___ Provided information

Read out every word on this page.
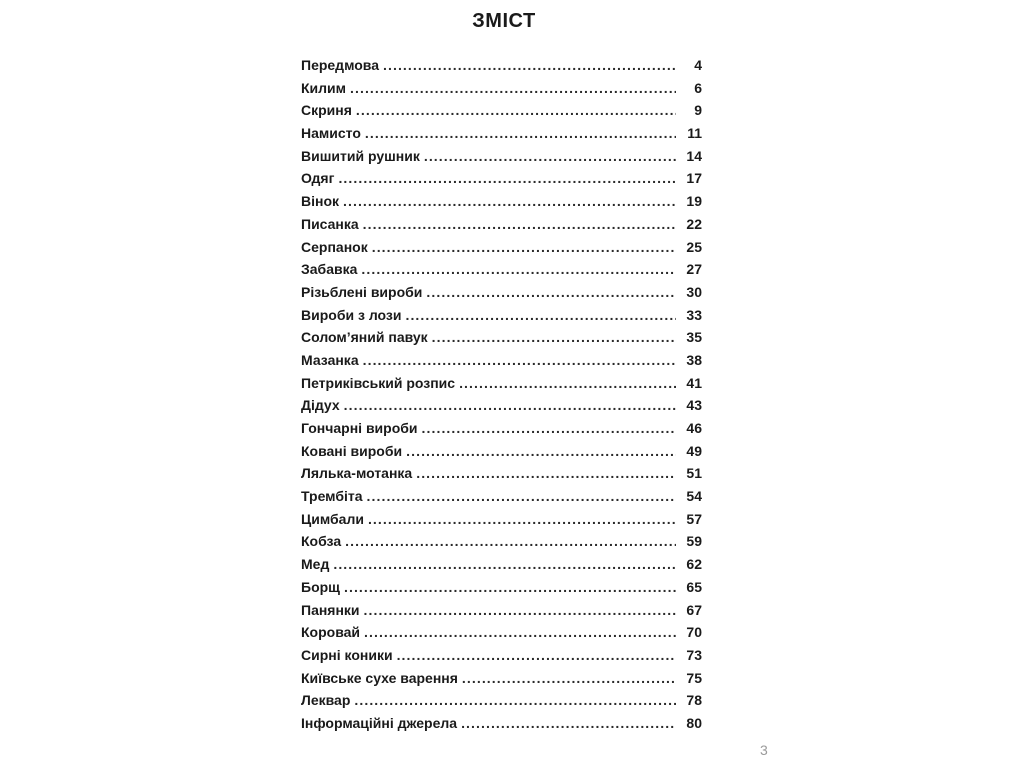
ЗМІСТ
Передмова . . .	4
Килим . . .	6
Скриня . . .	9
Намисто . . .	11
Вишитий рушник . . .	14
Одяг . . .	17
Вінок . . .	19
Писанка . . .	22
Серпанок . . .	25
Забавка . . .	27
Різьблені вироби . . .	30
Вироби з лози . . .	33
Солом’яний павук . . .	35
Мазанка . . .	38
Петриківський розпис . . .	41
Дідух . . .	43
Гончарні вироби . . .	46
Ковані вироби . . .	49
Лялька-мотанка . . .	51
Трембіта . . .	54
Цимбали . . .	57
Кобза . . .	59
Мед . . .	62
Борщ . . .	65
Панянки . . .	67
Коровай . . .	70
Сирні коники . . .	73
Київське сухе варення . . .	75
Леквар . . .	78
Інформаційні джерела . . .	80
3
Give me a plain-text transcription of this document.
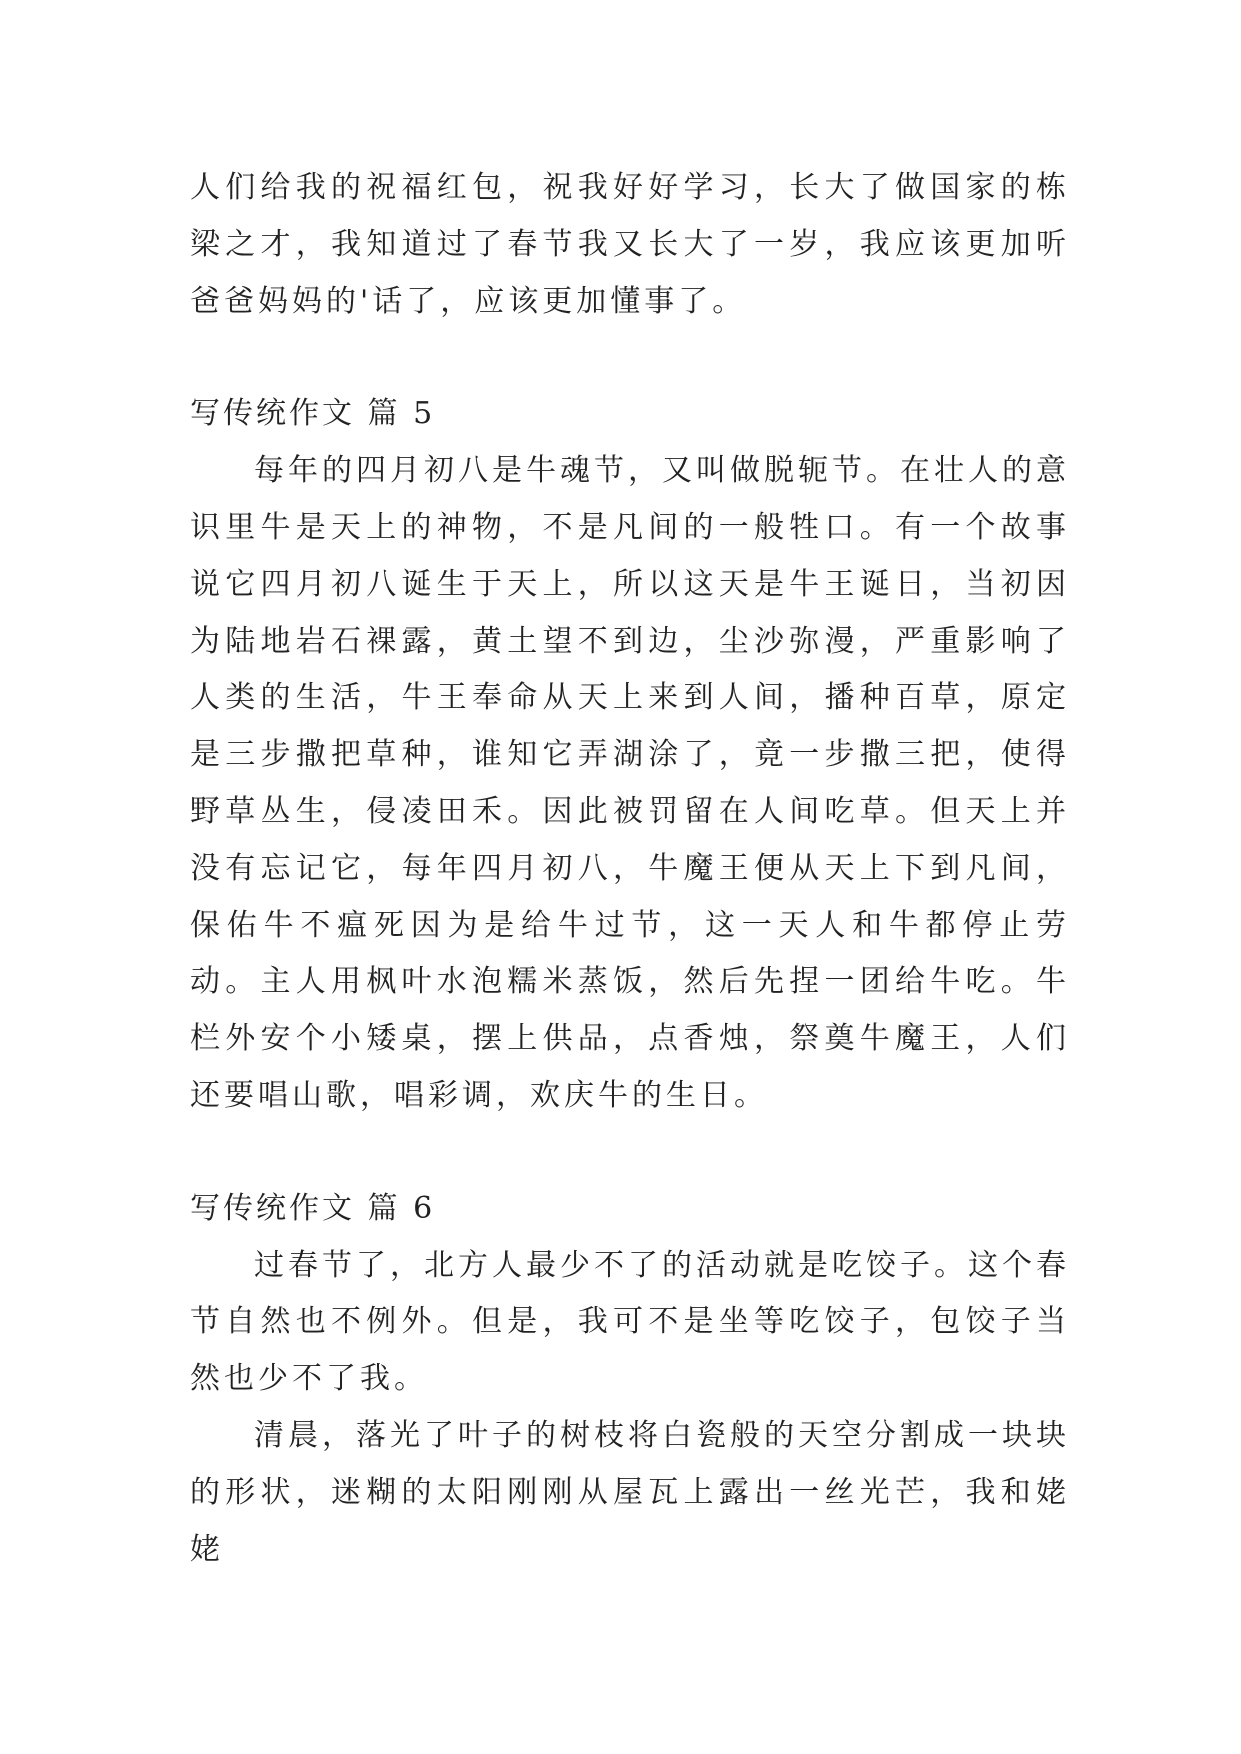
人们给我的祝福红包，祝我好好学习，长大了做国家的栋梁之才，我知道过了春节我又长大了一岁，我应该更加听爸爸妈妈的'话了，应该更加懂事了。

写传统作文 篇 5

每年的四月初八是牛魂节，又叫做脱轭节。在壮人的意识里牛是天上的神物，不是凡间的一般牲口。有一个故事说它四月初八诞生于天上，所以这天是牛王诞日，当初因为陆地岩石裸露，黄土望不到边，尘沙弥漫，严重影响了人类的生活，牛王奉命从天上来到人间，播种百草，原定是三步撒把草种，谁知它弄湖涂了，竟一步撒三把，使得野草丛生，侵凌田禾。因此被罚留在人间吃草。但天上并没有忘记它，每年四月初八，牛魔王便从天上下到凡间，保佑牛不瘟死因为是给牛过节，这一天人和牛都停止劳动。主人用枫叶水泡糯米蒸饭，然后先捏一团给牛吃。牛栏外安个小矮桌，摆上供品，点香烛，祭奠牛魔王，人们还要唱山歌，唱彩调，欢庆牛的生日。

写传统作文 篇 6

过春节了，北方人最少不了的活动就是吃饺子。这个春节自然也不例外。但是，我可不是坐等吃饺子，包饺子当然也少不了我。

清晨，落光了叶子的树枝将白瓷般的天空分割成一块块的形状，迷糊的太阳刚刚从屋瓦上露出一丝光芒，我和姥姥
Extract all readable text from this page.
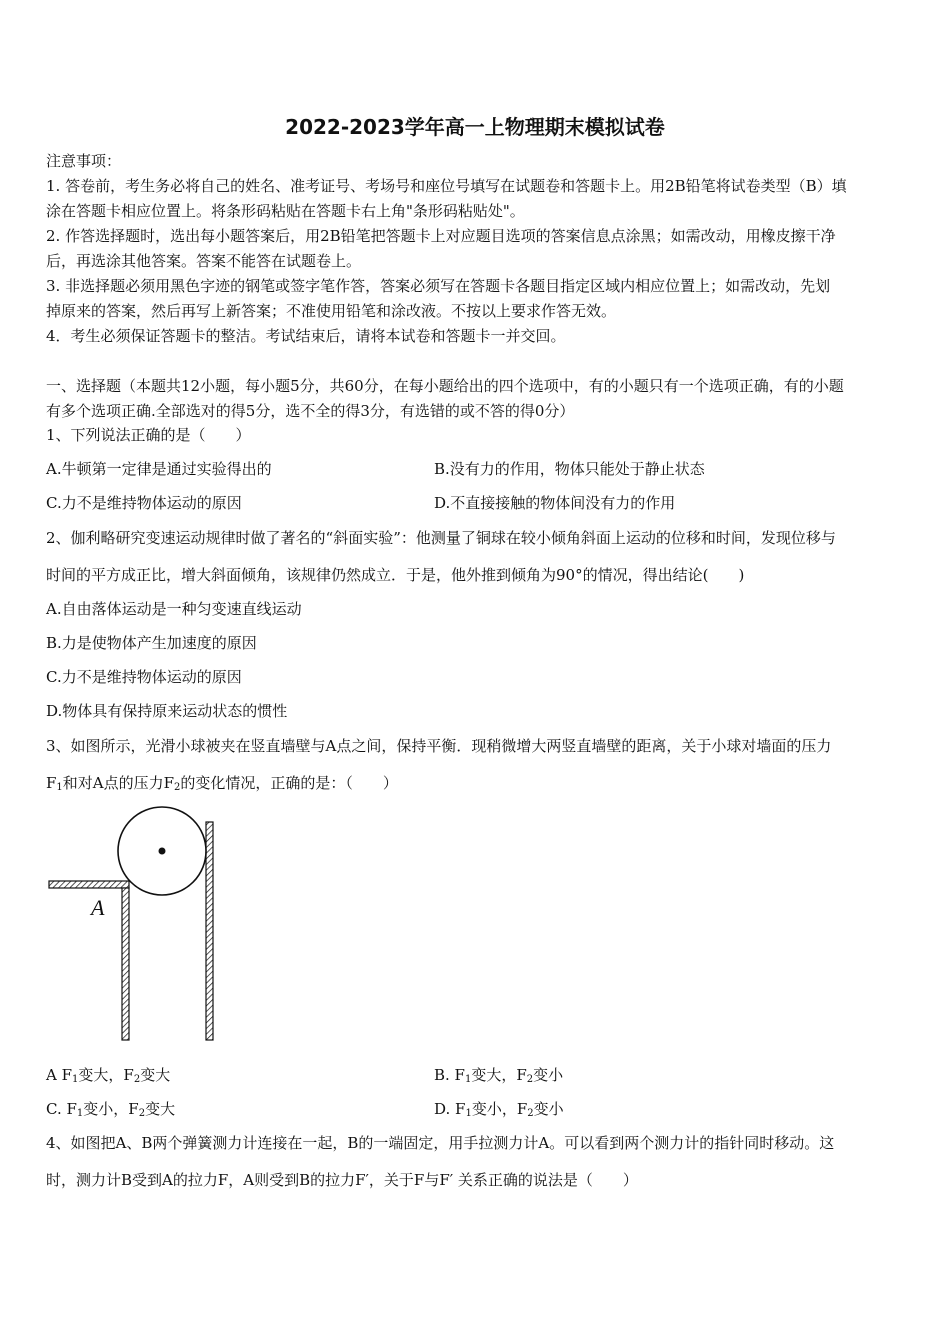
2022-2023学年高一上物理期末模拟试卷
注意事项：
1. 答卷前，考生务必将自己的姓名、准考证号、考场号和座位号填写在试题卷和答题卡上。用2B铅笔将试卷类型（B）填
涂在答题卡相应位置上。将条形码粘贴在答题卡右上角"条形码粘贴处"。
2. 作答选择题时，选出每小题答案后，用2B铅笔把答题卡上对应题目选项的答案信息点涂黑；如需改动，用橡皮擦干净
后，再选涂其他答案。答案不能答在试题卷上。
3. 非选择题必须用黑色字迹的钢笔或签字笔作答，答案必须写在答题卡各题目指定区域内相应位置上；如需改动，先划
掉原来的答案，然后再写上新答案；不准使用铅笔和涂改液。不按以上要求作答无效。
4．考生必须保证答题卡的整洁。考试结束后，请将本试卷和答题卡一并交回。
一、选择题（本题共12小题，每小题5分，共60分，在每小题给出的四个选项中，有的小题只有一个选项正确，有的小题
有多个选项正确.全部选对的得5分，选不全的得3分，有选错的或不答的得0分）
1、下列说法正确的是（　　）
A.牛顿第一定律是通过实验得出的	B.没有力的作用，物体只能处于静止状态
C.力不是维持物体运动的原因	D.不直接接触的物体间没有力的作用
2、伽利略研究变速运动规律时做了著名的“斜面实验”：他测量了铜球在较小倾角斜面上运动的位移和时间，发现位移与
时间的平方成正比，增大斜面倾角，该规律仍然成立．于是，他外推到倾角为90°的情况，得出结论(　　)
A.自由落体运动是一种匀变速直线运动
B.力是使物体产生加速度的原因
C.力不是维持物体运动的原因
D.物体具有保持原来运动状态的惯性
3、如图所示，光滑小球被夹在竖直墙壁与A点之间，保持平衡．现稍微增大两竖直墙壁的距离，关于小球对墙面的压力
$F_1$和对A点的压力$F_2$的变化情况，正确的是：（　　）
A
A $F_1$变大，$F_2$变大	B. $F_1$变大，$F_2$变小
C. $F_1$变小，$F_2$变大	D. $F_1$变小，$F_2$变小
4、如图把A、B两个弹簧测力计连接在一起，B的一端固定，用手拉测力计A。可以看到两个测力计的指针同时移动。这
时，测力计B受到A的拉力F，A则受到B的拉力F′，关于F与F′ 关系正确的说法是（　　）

______

Task brief
Find the lines containing "力不是维持物体运动的原因" and pull them out.

Solution to the exercise
C.力不是维持物体运动的原因	D.不直接接触的物体间没有力的作用
C.力不是维持物体运动的原因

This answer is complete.